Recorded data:
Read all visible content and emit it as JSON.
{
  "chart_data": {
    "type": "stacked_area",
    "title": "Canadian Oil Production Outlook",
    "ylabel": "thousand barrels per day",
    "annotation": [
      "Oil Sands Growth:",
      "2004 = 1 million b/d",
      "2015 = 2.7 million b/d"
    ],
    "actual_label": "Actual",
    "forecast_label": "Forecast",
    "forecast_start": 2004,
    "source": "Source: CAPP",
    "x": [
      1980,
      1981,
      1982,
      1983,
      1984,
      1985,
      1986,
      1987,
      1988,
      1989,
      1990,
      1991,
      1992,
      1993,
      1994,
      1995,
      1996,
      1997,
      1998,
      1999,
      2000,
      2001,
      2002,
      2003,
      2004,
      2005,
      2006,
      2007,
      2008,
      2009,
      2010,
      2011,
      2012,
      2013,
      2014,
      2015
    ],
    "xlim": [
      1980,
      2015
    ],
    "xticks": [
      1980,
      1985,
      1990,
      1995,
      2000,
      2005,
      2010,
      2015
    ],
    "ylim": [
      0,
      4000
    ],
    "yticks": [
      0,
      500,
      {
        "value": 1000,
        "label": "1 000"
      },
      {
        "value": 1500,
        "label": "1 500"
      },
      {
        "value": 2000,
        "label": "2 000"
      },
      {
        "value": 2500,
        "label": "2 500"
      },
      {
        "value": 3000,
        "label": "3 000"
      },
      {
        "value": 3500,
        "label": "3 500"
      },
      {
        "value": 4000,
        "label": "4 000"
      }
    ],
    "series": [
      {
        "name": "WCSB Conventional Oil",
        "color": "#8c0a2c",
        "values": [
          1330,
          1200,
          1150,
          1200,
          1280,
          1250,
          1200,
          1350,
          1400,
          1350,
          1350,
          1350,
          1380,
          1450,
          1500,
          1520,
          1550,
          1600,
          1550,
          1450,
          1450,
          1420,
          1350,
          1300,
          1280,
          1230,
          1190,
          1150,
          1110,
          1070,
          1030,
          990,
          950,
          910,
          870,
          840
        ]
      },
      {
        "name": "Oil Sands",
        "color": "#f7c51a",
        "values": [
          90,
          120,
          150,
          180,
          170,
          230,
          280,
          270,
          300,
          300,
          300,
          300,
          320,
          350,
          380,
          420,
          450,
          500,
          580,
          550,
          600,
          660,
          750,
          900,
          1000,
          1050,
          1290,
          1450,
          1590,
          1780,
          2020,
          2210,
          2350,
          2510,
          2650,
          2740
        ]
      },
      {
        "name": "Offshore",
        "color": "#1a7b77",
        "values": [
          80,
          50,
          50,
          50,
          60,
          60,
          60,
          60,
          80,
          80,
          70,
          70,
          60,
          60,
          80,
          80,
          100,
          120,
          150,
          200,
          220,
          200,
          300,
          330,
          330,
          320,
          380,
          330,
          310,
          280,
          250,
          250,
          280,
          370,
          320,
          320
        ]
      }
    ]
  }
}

### GIVEN INSTRUCTION:
Return what is listed above, exactly and completely.

### CORRECT ANSWER:
Read all visible content and emit it as JSON.
{
  "chart_data": {
    "type": "stacked_area",
    "title": "Canadian Oil Production Outlook",
    "ylabel": "thousand barrels per day",
    "annotation": [
      "Oil Sands Growth:",
      "2004 = 1 million b/d",
      "2015 = 2.7 million b/d"
    ],
    "actual_label": "Actual",
    "forecast_label": "Forecast",
    "forecast_start": 2004,
    "source": "Source: CAPP",
    "x": [
      1980,
      1981,
      1982,
      1983,
      1984,
      1985,
      1986,
      1987,
      1988,
      1989,
      1990,
      1991,
      1992,
      1993,
      1994,
      1995,
      1996,
      1997,
      1998,
      1999,
      2000,
      2001,
      2002,
      2003,
      2004,
      2005,
      2006,
      2007,
      2008,
      2009,
      2010,
      2011,
      2012,
      2013,
      2014,
      2015
    ],
    "xlim": [
      1980,
      2015
    ],
    "xticks": [
      1980,
      1985,
      1990,
      1995,
      2000,
      2005,
      2010,
      2015
    ],
    "ylim": [
      0,
      4000
    ],
    "yticks": [
      0,
      500,
      {
        "value": 1000,
        "label": "1 000"
      },
      {
        "value": 1500,
        "label": "1 500"
      },
      {
        "value": 2000,
        "label": "2 000"
      },
      {
        "value": 2500,
        "label": "2 500"
      },
      {
        "value": 3000,
        "label": "3 000"
      },
      {
        "value": 3500,
        "label": "3 500"
      },
      {
        "value": 4000,
        "label": "4 000"
      }
    ],
    "series": [
      {
        "name": "WCSB Conventional Oil",
        "color": "#8c0a2c",
        "values": [
          1330,
          1200,
          1150,
          1200,
          1280,
          1250,
          1200,
          1350,
          1400,
          1350,
          1350,
          1350,
          1380,
          1450,
          1500,
          1520,
          1550,
          1600,
          1550,
          1450,
          1450,
          1420,
          1350,
          1300,
          1280,
          1230,
          1190,
          1150,
          1110,
          1070,
          1030,
          990,
          950,
          910,
          870,
          840
        ]
      },
      {
        "name": "Oil Sands",
        "color": "#f7c51a",
        "values": [
          90,
          120,
          150,
          180,
          170,
          230,
          280,
          270,
          300,
          300,
          300,
          300,
          320,
          350,
          380,
          420,
          450,
          500,
          580,
          550,
          600,
          660,
          750,
          900,
          1000,
          1050,
          1290,
          1450,
          1590,
          1780,
          2020,
          2210,
          2350,
          2510,
          2650,
          2740
        ]
      },
      {
        "name": "Offshore",
        "color": "#1a7b77",
        "values": [
          80,
          50,
          50,
          50,
          60,
          60,
          60,
          60,
          80,
          80,
          70,
          70,
          60,
          60,
          80,
          80,
          100,
          120,
          150,
          200,
          220,
          200,
          300,
          330,
          330,
          320,
          380,
          330,
          310,
          280,
          250,
          250,
          280,
          370,
          320,
          320
        ]
      }
    ]
  }
}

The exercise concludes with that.